— Aim of the exercise —
Find every line in the records below that contains the word "Londres", and copy each such line.

— Recorded data —
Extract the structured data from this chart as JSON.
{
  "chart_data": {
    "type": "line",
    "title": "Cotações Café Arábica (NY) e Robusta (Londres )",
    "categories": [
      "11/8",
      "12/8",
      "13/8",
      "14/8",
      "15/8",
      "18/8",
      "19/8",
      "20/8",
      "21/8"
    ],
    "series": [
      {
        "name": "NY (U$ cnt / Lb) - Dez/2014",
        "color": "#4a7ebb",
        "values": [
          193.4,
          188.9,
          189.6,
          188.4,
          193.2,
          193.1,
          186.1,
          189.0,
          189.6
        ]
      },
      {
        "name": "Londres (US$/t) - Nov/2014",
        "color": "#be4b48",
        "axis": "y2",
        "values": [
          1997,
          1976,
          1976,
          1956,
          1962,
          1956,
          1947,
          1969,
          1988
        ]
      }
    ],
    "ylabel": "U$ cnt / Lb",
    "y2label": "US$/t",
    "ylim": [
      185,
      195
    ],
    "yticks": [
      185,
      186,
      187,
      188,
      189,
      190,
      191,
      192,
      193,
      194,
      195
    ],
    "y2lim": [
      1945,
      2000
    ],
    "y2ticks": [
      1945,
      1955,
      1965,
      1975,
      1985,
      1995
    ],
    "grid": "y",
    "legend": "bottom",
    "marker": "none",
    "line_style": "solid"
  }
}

— Finished answer —
    "title": "Cotações Café Arábica (NY) e Robusta (Londres )",
        "name": "Londres (US$/t) - Nov/2014",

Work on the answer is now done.